Go through the material and pull out every line with the string "document" in it.
** start **
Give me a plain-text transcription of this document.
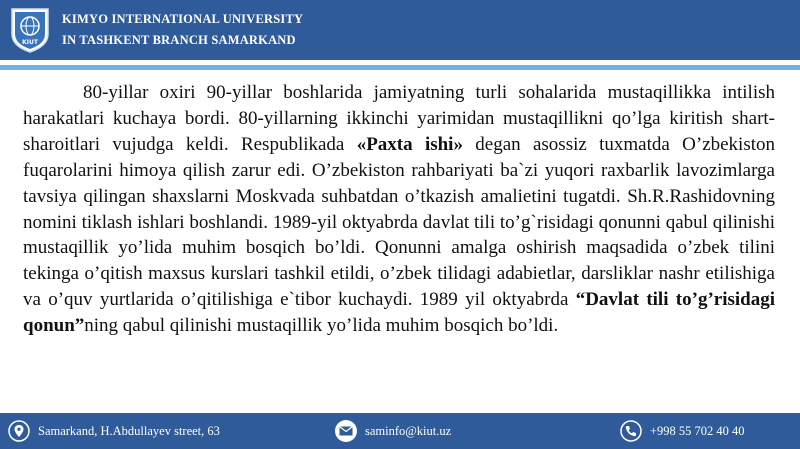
KIUT
KIMYO INTERNATIONAL UNIVERSITY
IN TASHKENT BRANCH SAMARKAND

80-yillar oxiri 90-yillar boshlarida jamiyatning turli sohalarida mustaqillikka intilish harakatlari kuchaya bordi. 80-yillarning ikkinchi yarimidan mustaqillikni qo’lga kiritish shart-sharoitlari vujudga keldi. Respublikada «Paxta ishi» degan asossiz tuxmatda O’zbekiston fuqarolarini himoya qilish zarur edi. O’zbekiston rahbariyati ba`zi yuqori raxbarlik lavozimlarga tavsiya qilingan shaxslarni Moskvada suhbatdan o’tkazish amalietini tugatdi. Sh.R.Rashidovning nomini tiklash ishlari boshlandi. 1989-yil oktyabrda davlat tili to’g`risidagi qonunni qabul qilinishi mustaqillik yo’lida muhim bosqich bo’ldi. Qonunni amalga oshirish maqsadida o’zbek tilini tekinga o’qitish maxsus kurslari tashkil etildi, o’zbek tilidagi adabietlar, darsliklar nashr etilishiga va o’quv yurtlarida o’qitilishiga e`tibor kuchaydi. 1989 yil oktyabrda “Davlat tili to’g’risidagi qonun”ning qabul qilinishi mustaqillik yo’lida muhim bosqich bo’ldi.

Samarkand, H.Abdullayev street, 63	saminfo@kiut.uz	+998 55 702 40 40
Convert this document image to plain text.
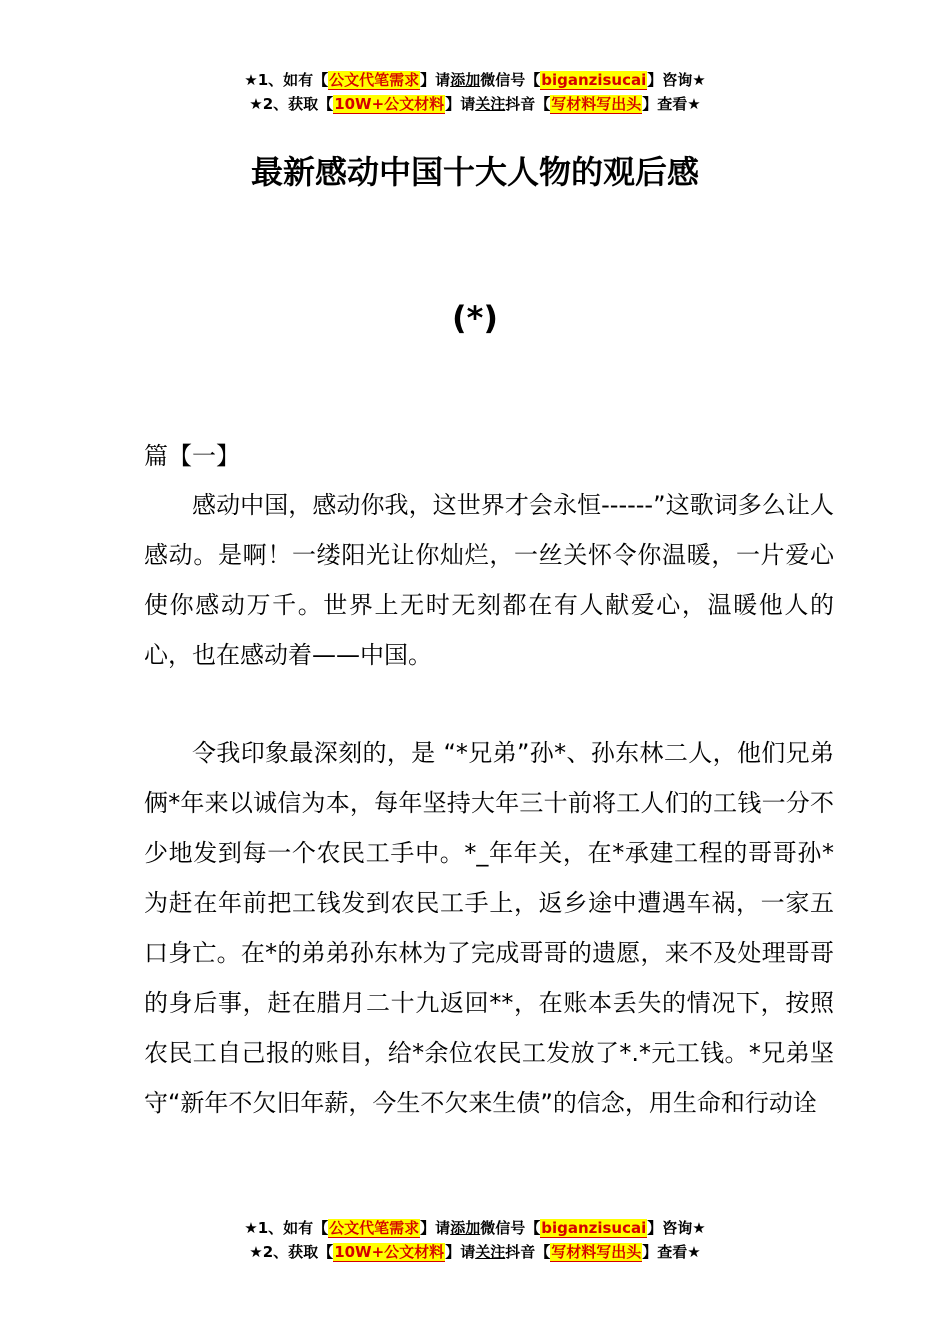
★1、如有【公文代笔需求】请添加微信号【biganzisucai】咨询★
★2、获取【10W+公文材料】请关注抖音【写材料写出头】查看★
最新感动中国十大人物的观后感
(*)
篇【一】

感动中国，感动你我，这世界才会永恒------”这歌词多么让人感动。是啊！一缕阳光让你灿烂，一丝关怀令你温暖，一片爱心使你感动万千。世界上无时无刻都在有人献爱心，温暖他人的心，也在感动着——中国。

令我印象最深刻的，是 “*兄弟”孙*、孙东林二人，他们兄弟俩*年来以诚信为本，每年坚持大年三十前将工人们的工钱一分不少地发到每一个农民工手中。*_年年关，在*承建工程的哥哥孙*为赶在年前把工钱发到农民工手上，返乡途中遭遇车祸，一家五口身亡。在*的弟弟孙东林为了完成哥哥的遗愿，来不及处理哥哥的身后事，赶在腊月二十九返回**，在账本丢失的情况下，按照农民工自己报的账目，给*余位农民工发放了*.*元工钱。*兄弟坚守“新年不欠旧年薪，今生不欠来生债”的信念，用生命和行动诠

★1、如有【公文代笔需求】请添加微信号【biganzisucai】咨询★
★2、获取【10W+公文材料】请关注抖音【写材料写出头】查看★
** end **
> [Output]:
Give me a plain-text transcription of this document.
Convert this document image to plain text.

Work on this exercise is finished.